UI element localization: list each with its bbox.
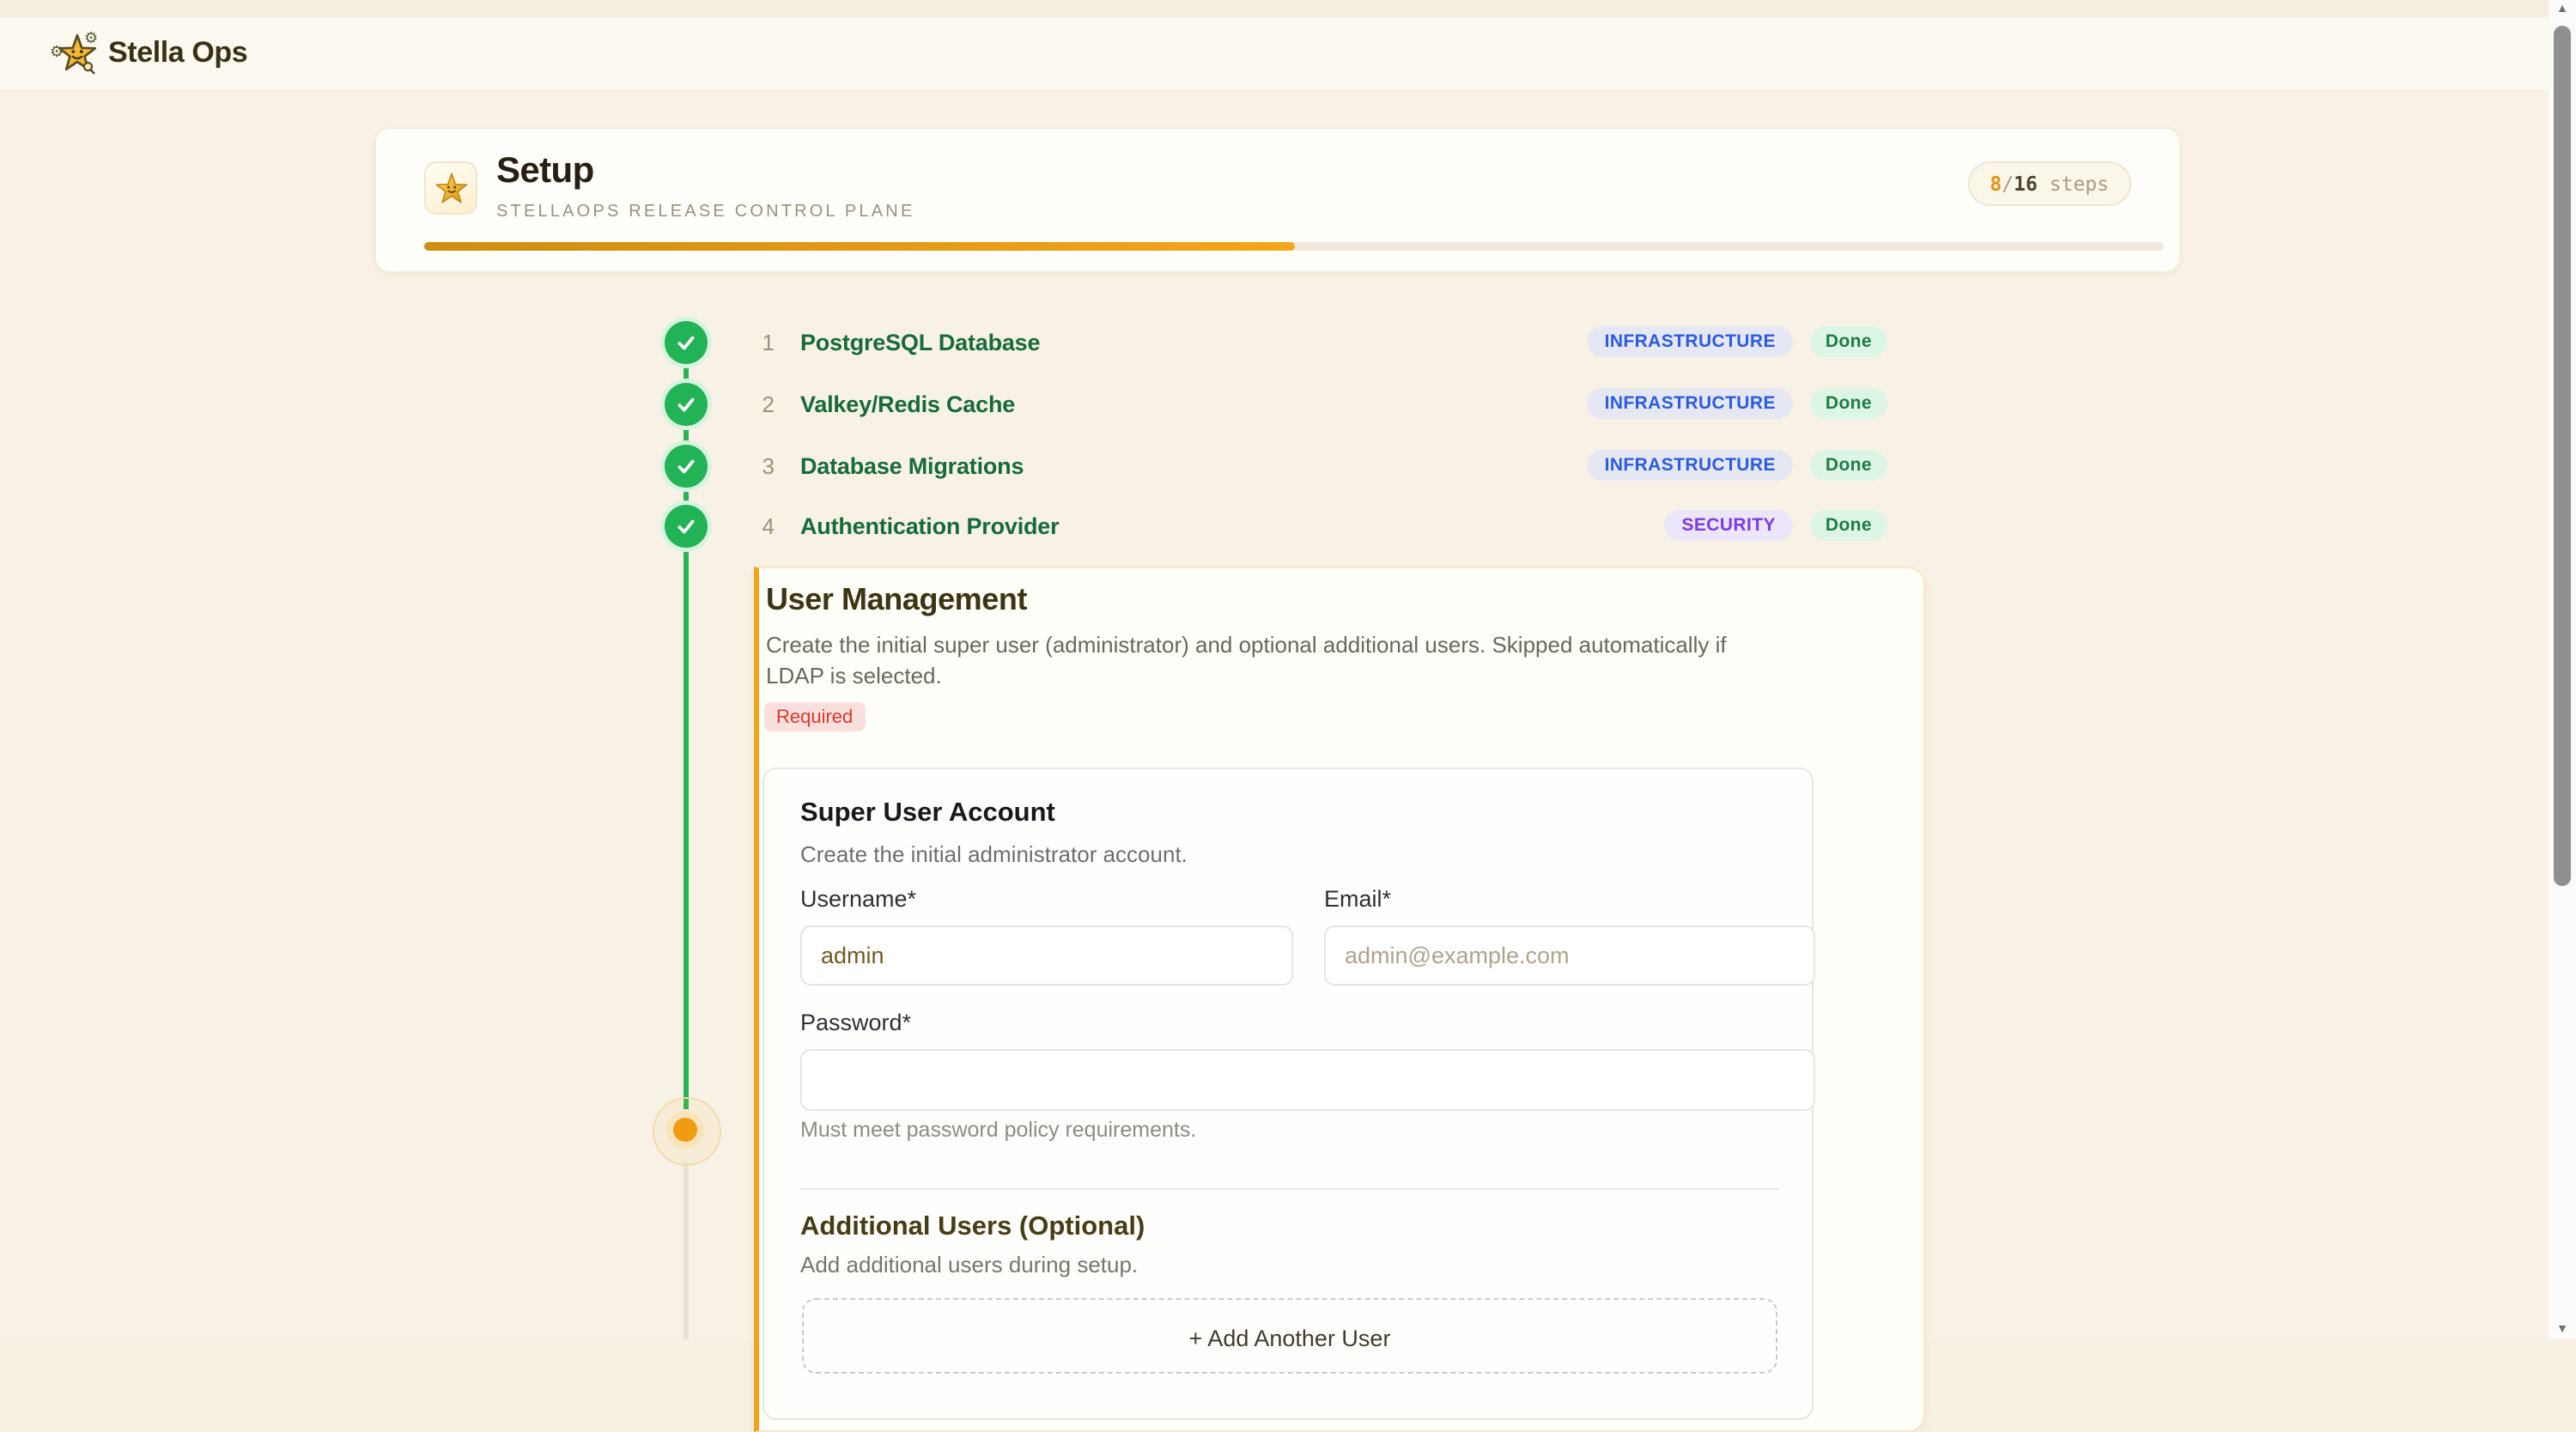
category-badge: INFRASTRUCTURE <box>1588 450 1793 481</box>
step-title: Authentication Provider <box>800 513 1664 538</box>
category-badge: INFRASTRUCTURE <box>1588 326 1793 357</box>
step-number: 4 <box>756 513 775 538</box>
check-icon <box>675 515 697 537</box>
step-number: 2 <box>756 391 775 416</box>
step-title: PostgreSQL Database <box>800 329 1588 355</box>
super-user-description: Create the initial administrator account… <box>800 841 1188 867</box>
stellaops-logo-icon[interactable]: ⚙ ⚙ <box>55 31 100 76</box>
step-check-circle <box>665 383 708 426</box>
timeline-line-upcoming <box>683 1162 688 1339</box>
status-badge: Done <box>1810 510 1887 541</box>
password-field[interactable] <box>800 1049 1815 1111</box>
step-check-circle <box>665 445 708 488</box>
gear-icon: ⚙ <box>50 45 64 60</box>
steps-counter-badge: 8/16 steps <box>1967 161 2131 206</box>
page-content: Setup STELLAOPS RELEASE CONTROL PLANE 8/… <box>0 89 2554 1339</box>
scroll-down-arrow-icon[interactable]: ▼ <box>2549 1324 2576 1336</box>
section-description: Create the initial super user (administr… <box>766 630 1759 690</box>
progress-fill <box>424 242 1294 250</box>
category-badge: SECURITY <box>1664 510 1792 541</box>
status-badge: Done <box>1810 388 1887 419</box>
check-icon <box>675 393 697 416</box>
required-badge: Required <box>764 702 865 731</box>
additional-users-heading: Additional Users (Optional) <box>800 1212 1145 1243</box>
email-label: Email* <box>1324 886 1391 912</box>
section-title: User Management <box>766 582 1027 618</box>
steps-label: steps <box>2050 172 2109 196</box>
current-step-dot <box>673 1118 697 1142</box>
username-field[interactable] <box>800 925 1293 986</box>
setup-card: Setup STELLAOPS RELEASE CONTROL PLANE 8/… <box>374 127 2181 273</box>
super-user-panel: Super User Account Create the initial ad… <box>762 768 1814 1420</box>
additional-users-description: Add additional users during setup. <box>800 1252 1138 1277</box>
setup-mascot-icon <box>424 161 477 215</box>
steps-done-count: 8 <box>1990 172 2002 196</box>
step-number: 1 <box>756 329 775 355</box>
scroll-up-arrow-icon[interactable]: ▲ <box>2549 3 2576 15</box>
category-badge: INFRASTRUCTURE <box>1588 388 1793 419</box>
step-row-auth-provider[interactable]: 4 Authentication Provider SECURITY Done <box>756 507 1887 544</box>
scrollbar[interactable]: ▲ ▼ <box>2549 0 2576 1339</box>
section-divider <box>800 1188 1779 1190</box>
user-management-card: User Management Create the initial super… <box>754 567 1925 1432</box>
super-user-heading: Super User Account <box>800 798 1055 829</box>
setup-subtitle: STELLAOPS RELEASE CONTROL PLANE <box>496 203 915 221</box>
app-title: Stella Ops <box>108 36 247 70</box>
username-label: Username* <box>800 886 916 912</box>
add-another-user-button[interactable]: + Add Another User <box>802 1298 1777 1374</box>
step-row-postgresql[interactable]: 1 PostgreSQL Database INFRASTRUCTURE Don… <box>756 323 1887 361</box>
check-icon <box>675 455 697 477</box>
setup-title: Setup <box>496 151 594 192</box>
password-hint: Must meet password policy requirements. <box>800 1118 1196 1142</box>
step-check-circle <box>665 505 708 548</box>
current-step-indicator <box>653 1097 721 1166</box>
steps-separator: / <box>2002 172 2014 196</box>
step-title: Valkey/Redis Cache <box>800 391 1588 416</box>
steps-total-count: 16 <box>2014 172 2038 196</box>
status-badge: Done <box>1810 326 1887 357</box>
gear-icon: ⚙ <box>84 31 98 46</box>
app-header: ⚙ ⚙ Stella Ops <box>0 17 2576 89</box>
step-title: Database Migrations <box>800 452 1588 478</box>
status-badge: Done <box>1810 450 1887 481</box>
app-window: ⚙ ⚙ Stella Ops <box>0 0 2576 1339</box>
step-check-circle <box>665 321 708 364</box>
email-field[interactable] <box>1324 925 1815 986</box>
step-row-valkey-redis[interactable]: 2 Valkey/Redis Cache INFRASTRUCTURE Done <box>756 385 1887 422</box>
password-label: Password* <box>800 1010 911 1035</box>
step-row-db-migrations[interactable]: 3 Database Migrations INFRASTRUCTURE Don… <box>756 446 1887 484</box>
step-number: 3 <box>756 452 775 478</box>
setup-progress-track <box>424 242 2164 250</box>
scrollbar-thumb[interactable] <box>2554 26 2571 886</box>
check-icon <box>675 331 697 354</box>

▸ The request
Rewrite the part of the records that opens with the line containing "category-badge: INFRASTRUCTURE <box>1588 450" and closes with the line containing "gear-icon: ⚙ <box>50 45 64 60</box>", switching "Done" to "Complete" and leaving everything else unchanged.

▸ Final result
category-badge: INFRASTRUCTURE <box>1588 450 1793 481</box>
step-title: Authentication Provider <box>800 513 1664 538</box>
category-badge: INFRASTRUCTURE <box>1588 326 1793 357</box>
step-number: 4 <box>756 513 775 538</box>
check-icon <box>675 515 697 537</box>
step-number: 2 <box>756 391 775 416</box>
step-title: PostgreSQL Database <box>800 329 1588 355</box>
super-user-description: Create the initial administrator account… <box>800 841 1188 867</box>
stellaops-logo-icon[interactable]: ⚙ ⚙ <box>55 31 100 76</box>
step-check-circle <box>665 383 708 426</box>
timeline-line-upcoming <box>683 1162 688 1339</box>
status-badge: Complete <box>1810 510 1887 541</box>
password-field[interactable] <box>800 1049 1815 1111</box>
step-check-circle <box>665 445 708 488</box>
gear-icon: ⚙ <box>50 45 64 60</box>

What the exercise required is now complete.